**Goal**
Reproduce the listing below exactly. Pictures do not belong in the copy.

(Saved entries)

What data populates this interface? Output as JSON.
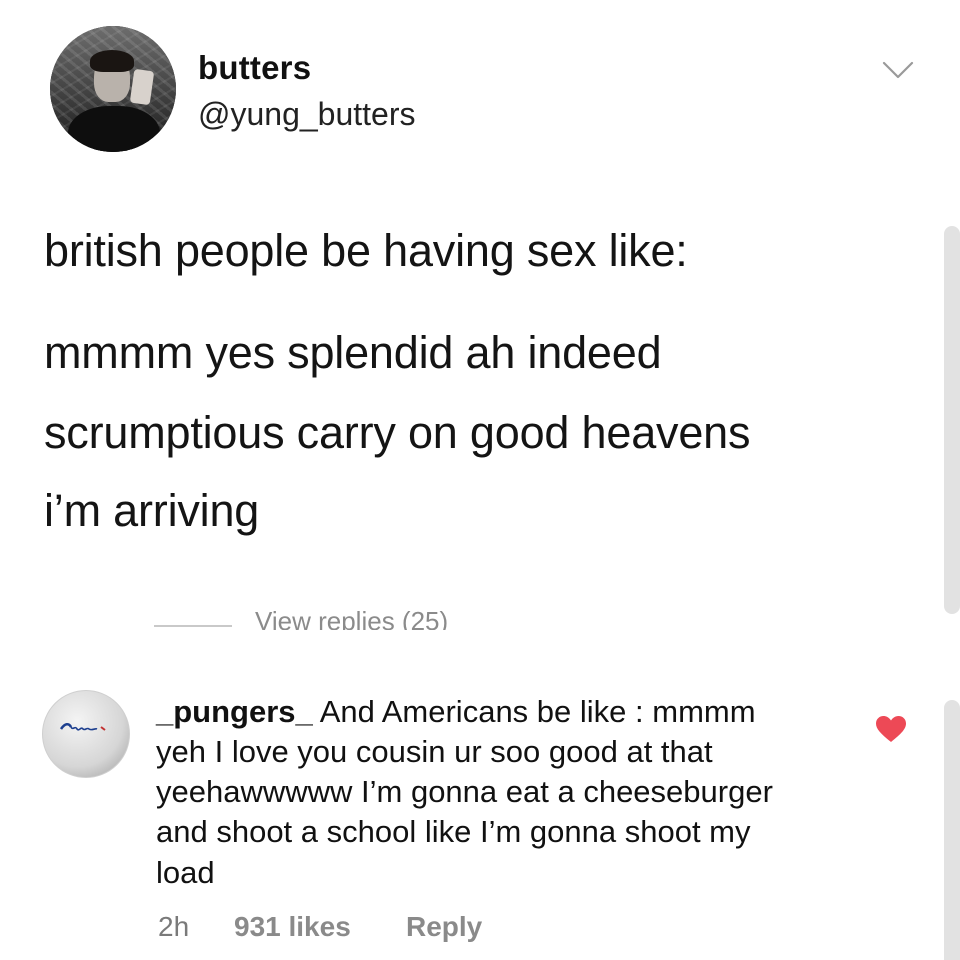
{
  "tweet": {
    "display_name": "butters",
    "handle": "@yung_butters",
    "lines": [
      "british people be having sex like:",
      "mmmm yes splendid ah indeed",
      "scrumptious carry on good heavens",
      "i’m arriving"
    ]
  },
  "replies": {
    "view_label": "View replies (25)"
  },
  "comment": {
    "username": "_pungers_",
    "lines": [
      "And Americans be like : mmmm",
      "yeh I love you cousin ur soo good at that",
      "yeehawwwww I’m gonna eat a cheeseburger",
      "and shoot a school like I’m gonna shoot my",
      "load"
    ],
    "time": "2h",
    "likes": "931 likes",
    "reply_label": "Reply",
    "liked": true,
    "heart_color": "#ed4956"
  },
  "icons": {
    "menu": "chevron-down-icon",
    "like": "heart-icon"
  }
}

**Answer to the exercise**
What data populates this interface? Output as JSON.
{
  "tweet": {
    "display_name": "butters",
    "handle": "@yung_butters",
    "lines": [
      "british people be having sex like:",
      "mmmm yes splendid ah indeed",
      "scrumptious carry on good heavens",
      "i’m arriving"
    ]
  },
  "replies": {
    "view_label": "View replies (25)"
  },
  "comment": {
    "username": "_pungers_",
    "lines": [
      "And Americans be like : mmmm",
      "yeh I love you cousin ur soo good at that",
      "yeehawwwww I’m gonna eat a cheeseburger",
      "and shoot a school like I’m gonna shoot my",
      "load"
    ],
    "time": "2h",
    "likes": "931 likes",
    "reply_label": "Reply",
    "liked": true,
    "heart_color": "#ed4956"
  },
  "icons": {
    "menu": "chevron-down-icon",
    "like": "heart-icon"
  }
}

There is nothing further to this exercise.